### CHALLENGE
Leave out the pictures and transcribe the rest of the records exactly.

### LISTED ENTRIES
· · · · ·
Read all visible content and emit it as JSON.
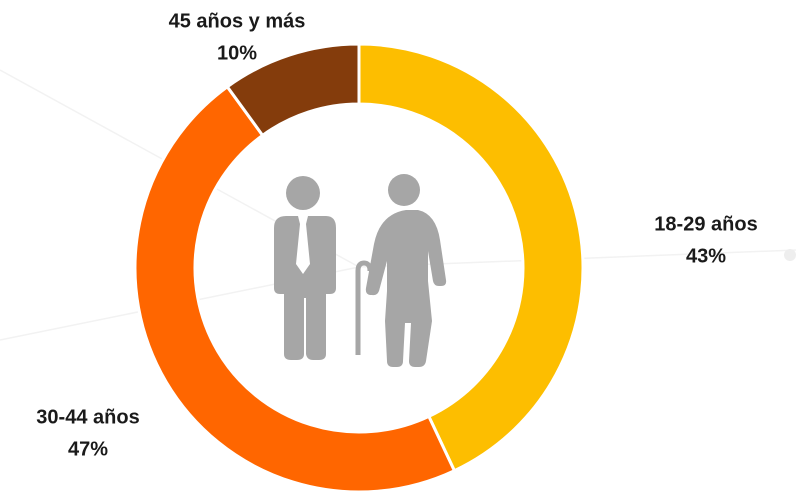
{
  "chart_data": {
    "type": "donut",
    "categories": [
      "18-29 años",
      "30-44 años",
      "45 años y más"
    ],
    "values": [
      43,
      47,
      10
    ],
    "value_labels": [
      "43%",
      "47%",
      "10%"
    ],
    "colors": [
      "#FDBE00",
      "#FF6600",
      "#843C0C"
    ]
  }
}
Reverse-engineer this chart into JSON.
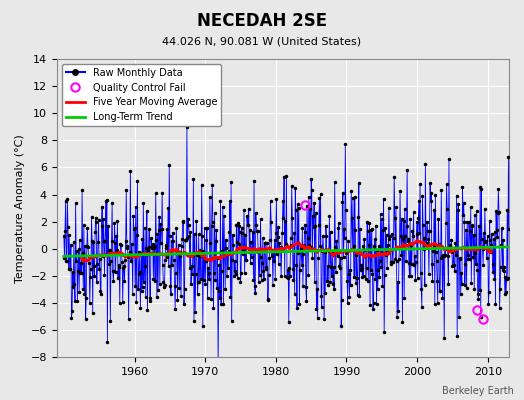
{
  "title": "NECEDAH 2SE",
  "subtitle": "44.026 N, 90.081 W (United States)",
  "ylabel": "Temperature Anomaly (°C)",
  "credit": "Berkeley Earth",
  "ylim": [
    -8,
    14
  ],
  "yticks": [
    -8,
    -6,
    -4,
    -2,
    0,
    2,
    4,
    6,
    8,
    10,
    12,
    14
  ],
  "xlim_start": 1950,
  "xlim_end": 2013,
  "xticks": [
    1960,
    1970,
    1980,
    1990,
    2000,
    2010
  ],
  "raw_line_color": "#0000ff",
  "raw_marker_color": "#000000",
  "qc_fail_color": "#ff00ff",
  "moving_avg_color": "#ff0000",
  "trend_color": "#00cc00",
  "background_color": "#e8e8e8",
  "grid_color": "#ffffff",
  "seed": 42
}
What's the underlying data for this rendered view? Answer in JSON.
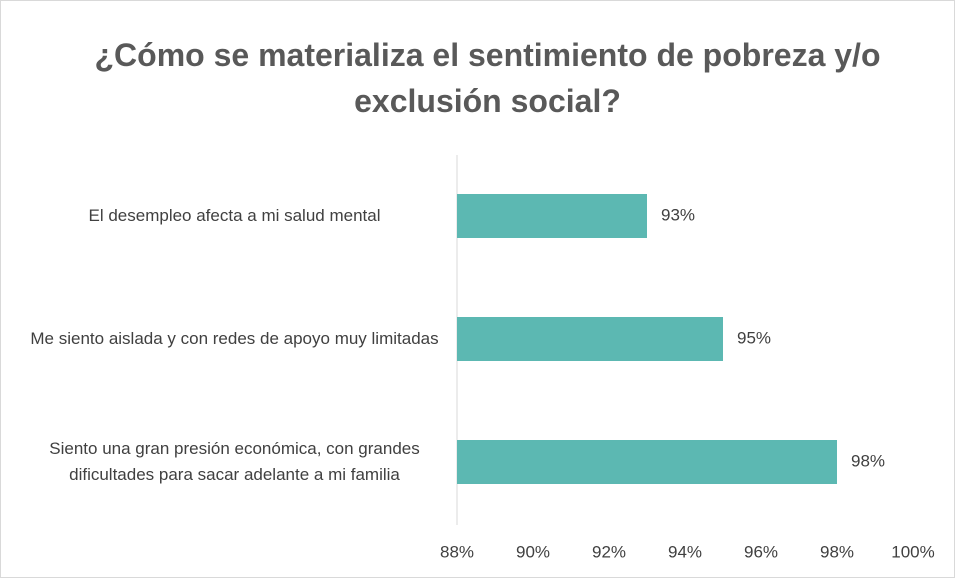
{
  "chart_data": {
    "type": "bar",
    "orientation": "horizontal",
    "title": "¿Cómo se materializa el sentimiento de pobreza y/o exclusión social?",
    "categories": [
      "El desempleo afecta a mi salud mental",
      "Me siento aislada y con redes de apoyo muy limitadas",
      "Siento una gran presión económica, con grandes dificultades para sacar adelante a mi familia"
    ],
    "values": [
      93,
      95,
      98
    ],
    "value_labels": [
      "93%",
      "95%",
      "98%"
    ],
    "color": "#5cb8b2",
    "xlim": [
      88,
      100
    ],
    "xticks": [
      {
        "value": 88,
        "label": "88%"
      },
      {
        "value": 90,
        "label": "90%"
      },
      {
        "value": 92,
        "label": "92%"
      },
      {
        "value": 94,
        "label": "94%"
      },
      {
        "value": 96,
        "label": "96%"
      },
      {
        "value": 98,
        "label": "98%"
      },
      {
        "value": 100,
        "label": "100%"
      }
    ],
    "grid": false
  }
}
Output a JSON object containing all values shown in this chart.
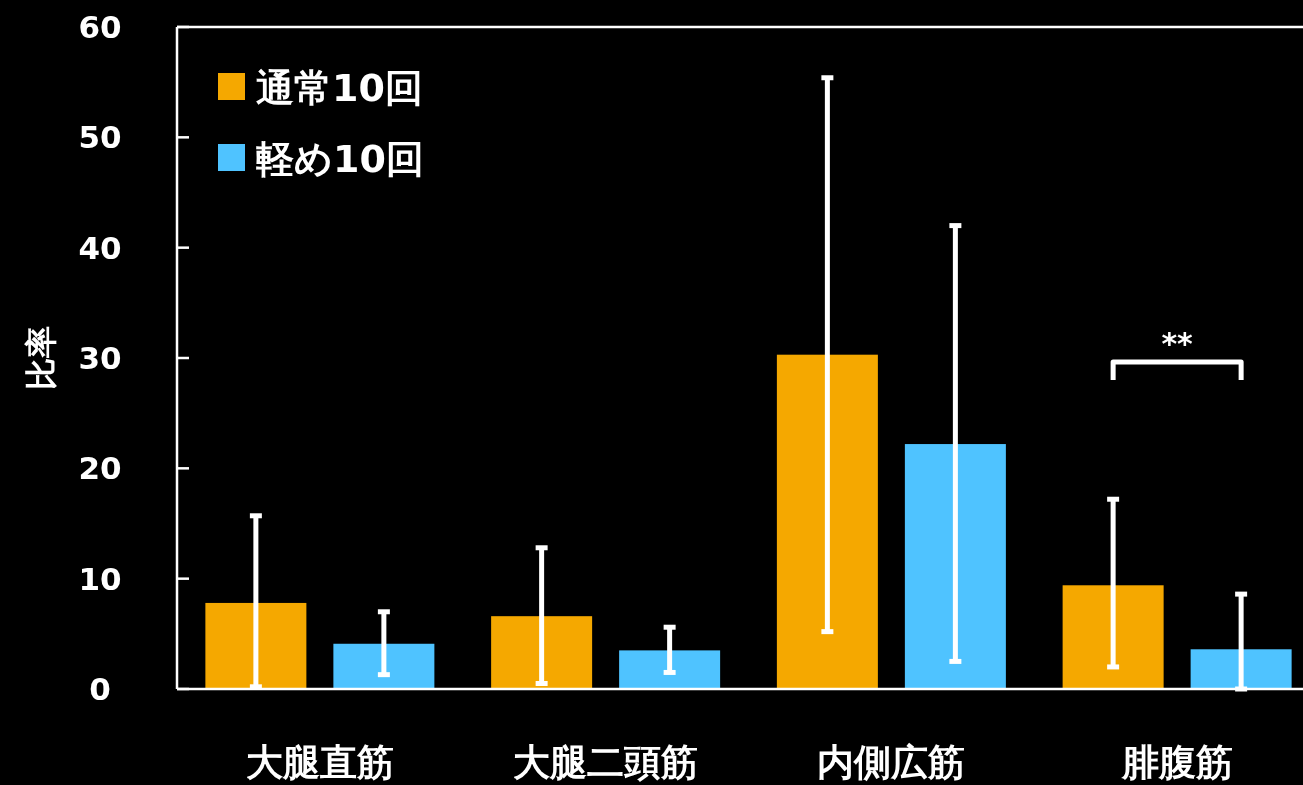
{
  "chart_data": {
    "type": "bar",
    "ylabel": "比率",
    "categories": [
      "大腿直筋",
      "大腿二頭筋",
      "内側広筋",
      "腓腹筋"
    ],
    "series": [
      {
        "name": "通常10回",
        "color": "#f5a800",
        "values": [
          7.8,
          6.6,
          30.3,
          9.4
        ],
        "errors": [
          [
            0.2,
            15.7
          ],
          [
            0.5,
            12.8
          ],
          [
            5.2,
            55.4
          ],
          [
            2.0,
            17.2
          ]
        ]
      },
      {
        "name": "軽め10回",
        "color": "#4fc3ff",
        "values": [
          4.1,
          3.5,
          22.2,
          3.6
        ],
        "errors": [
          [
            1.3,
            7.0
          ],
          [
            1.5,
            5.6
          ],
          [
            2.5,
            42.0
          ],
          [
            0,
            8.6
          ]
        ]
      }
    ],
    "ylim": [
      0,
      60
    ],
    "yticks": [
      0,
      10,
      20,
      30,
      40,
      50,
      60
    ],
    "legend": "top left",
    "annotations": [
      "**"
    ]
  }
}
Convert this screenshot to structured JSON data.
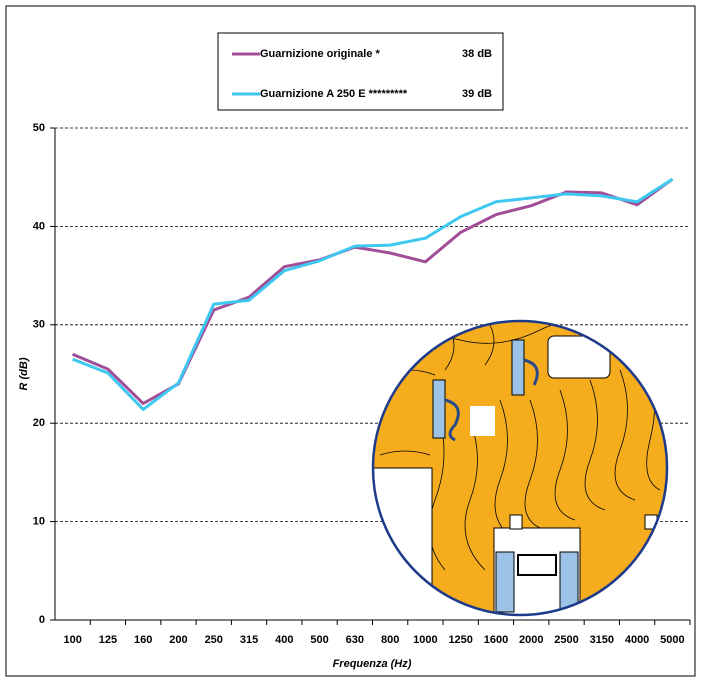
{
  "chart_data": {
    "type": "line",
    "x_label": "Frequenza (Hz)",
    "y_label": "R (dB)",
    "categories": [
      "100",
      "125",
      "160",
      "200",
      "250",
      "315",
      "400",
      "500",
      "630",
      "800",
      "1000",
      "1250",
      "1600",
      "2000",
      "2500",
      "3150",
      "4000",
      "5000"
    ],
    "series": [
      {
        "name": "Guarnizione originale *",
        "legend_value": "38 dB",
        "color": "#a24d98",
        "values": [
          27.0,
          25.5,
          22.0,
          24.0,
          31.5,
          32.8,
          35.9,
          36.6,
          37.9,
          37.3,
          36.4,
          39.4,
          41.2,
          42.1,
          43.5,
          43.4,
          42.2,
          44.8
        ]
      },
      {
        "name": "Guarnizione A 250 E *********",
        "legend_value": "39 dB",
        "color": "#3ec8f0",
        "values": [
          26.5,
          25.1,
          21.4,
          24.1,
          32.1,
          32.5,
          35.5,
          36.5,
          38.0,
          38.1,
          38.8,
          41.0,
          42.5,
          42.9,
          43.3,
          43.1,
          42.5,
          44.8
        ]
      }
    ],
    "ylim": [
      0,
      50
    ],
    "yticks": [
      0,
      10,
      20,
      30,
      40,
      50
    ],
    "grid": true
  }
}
· · · · ·
### OUTPUT OF THE TASK
Read all visible content and emit it as JSON.
{
  "chart_data": {
    "type": "donut",
    "categories": [
      "18-29 años",
      "30-44 años",
      "45 años y más"
    ],
    "values": [
      43,
      47,
      10
    ],
    "value_labels": [
      "43%",
      "47%",
      "10%"
    ],
    "colors": [
      "#FDBE00",
      "#FF6600",
      "#843C0C"
    ]
  }
}
Reverse-engineer this chart into JSON.
{
  "title": "NECEDAH 2SE",
  "subtitle": "44.026 N, 90.081 W (United States)",
  "ylabel": "Temperature Anomaly (°C)",
  "credit": "Berkeley Earth",
  "ylim": [
    -8,
    14
  ],
  "yticks": [
    -8,
    -6,
    -4,
    -2,
    0,
    2,
    4,
    6,
    8,
    10,
    12,
    14
  ],
  "xlim_start": 1950,
  "xlim_end": 2013,
  "xticks": [
    1960,
    1970,
    1980,
    1990,
    2000,
    2010
  ],
  "raw_line_color": "#0000ff",
  "raw_marker_color": "#000000",
  "qc_fail_color": "#ff00ff",
  "moving_avg_color": "#ff0000",
  "trend_color": "#00cc00",
  "background_color": "#e8e8e8",
  "grid_color": "#ffffff",
  "seed": 42
}
What's the underlying data for this rendered view? Answer in JSON.
{
  "chart_data": {
    "type": "bar",
    "orientation": "horizontal",
    "title": "¿Cómo se materializa el sentimiento de pobreza y/o exclusión social?",
    "categories": [
      "El desempleo afecta a mi salud mental",
      "Me siento aislada y con redes de apoyo muy limitadas",
      "Siento una gran presión económica, con grandes dificultades para sacar adelante a mi familia"
    ],
    "values": [
      93,
      95,
      98
    ],
    "value_labels": [
      "93%",
      "95%",
      "98%"
    ],
    "color": "#5cb8b2",
    "xlim": [
      88,
      100
    ],
    "xticks": [
      {
        "value": 88,
        "label": "88%"
      },
      {
        "value": 90,
        "label": "90%"
      },
      {
        "value": 92,
        "label": "92%"
      },
      {
        "value": 94,
        "label": "94%"
      },
      {
        "value": 96,
        "label": "96%"
      },
      {
        "value": 98,
        "label": "98%"
      },
      {
        "value": 100,
        "label": "100%"
      }
    ],
    "grid": false
  }
}
Output a JSON object containing all values shown in this chart.
{
  "chart_data": {
    "type": "bar",
    "ylabel": "比率",
    "categories": [
      "大腿直筋",
      "大腿二頭筋",
      "内側広筋",
      "腓腹筋"
    ],
    "series": [
      {
        "name": "通常10回",
        "color": "#f5a800",
        "values": [
          7.8,
          6.6,
          30.3,
          9.4
        ],
        "errors": [
          [
            0.2,
            15.7
          ],
          [
            0.5,
            12.8
          ],
          [
            5.2,
            55.4
          ],
          [
            2.0,
            17.2
          ]
        ]
      },
      {
        "name": "軽め10回",
        "color": "#4fc3ff",
        "values": [
          4.1,
          3.5,
          22.2,
          3.6
        ],
        "errors": [
          [
            1.3,
            7.0
          ],
          [
            1.5,
            5.6
          ],
          [
            2.5,
            42.0
          ],
          [
            0,
            8.6
          ]
        ]
      }
    ],
    "ylim": [
      0,
      60
    ],
    "yticks": [
      0,
      10,
      20,
      30,
      40,
      50,
      60
    ],
    "legend": "top left",
    "annotations": [
      "**"
    ]
  }
}
Convert this screenshot to structured JSON data.
{
  "chart_data": {
    "type": "line",
    "x_label": "Frequenza (Hz)",
    "y_label": "R (dB)",
    "categories": [
      "100",
      "125",
      "160",
      "200",
      "250",
      "315",
      "400",
      "500",
      "630",
      "800",
      "1000",
      "1250",
      "1600",
      "2000",
      "2500",
      "3150",
      "4000",
      "5000"
    ],
    "series": [
      {
        "name": "Guarnizione originale *",
        "legend_value": "38 dB",
        "color": "#a24d98",
        "values": [
          27.0,
          25.5,
          22.0,
          24.0,
          31.5,
          32.8,
          35.9,
          36.6,
          37.9,
          37.3,
          36.4,
          39.4,
          41.2,
          42.1,
          43.5,
          43.4,
          42.2,
          44.8
        ]
      },
      {
        "name": "Guarnizione A 250 E *********",
        "legend_value": "39 dB",
        "color": "#3ec8f0",
        "values": [
          26.5,
          25.1,
          21.4,
          24.1,
          32.1,
          32.5,
          35.5,
          36.5,
          38.0,
          38.1,
          38.8,
          41.0,
          42.5,
          42.9,
          43.3,
          43.1,
          42.5,
          44.8
        ]
      }
    ],
    "ylim": [
      0,
      50
    ],
    "yticks": [
      0,
      10,
      20,
      30,
      40,
      50
    ],
    "grid": true
  }
}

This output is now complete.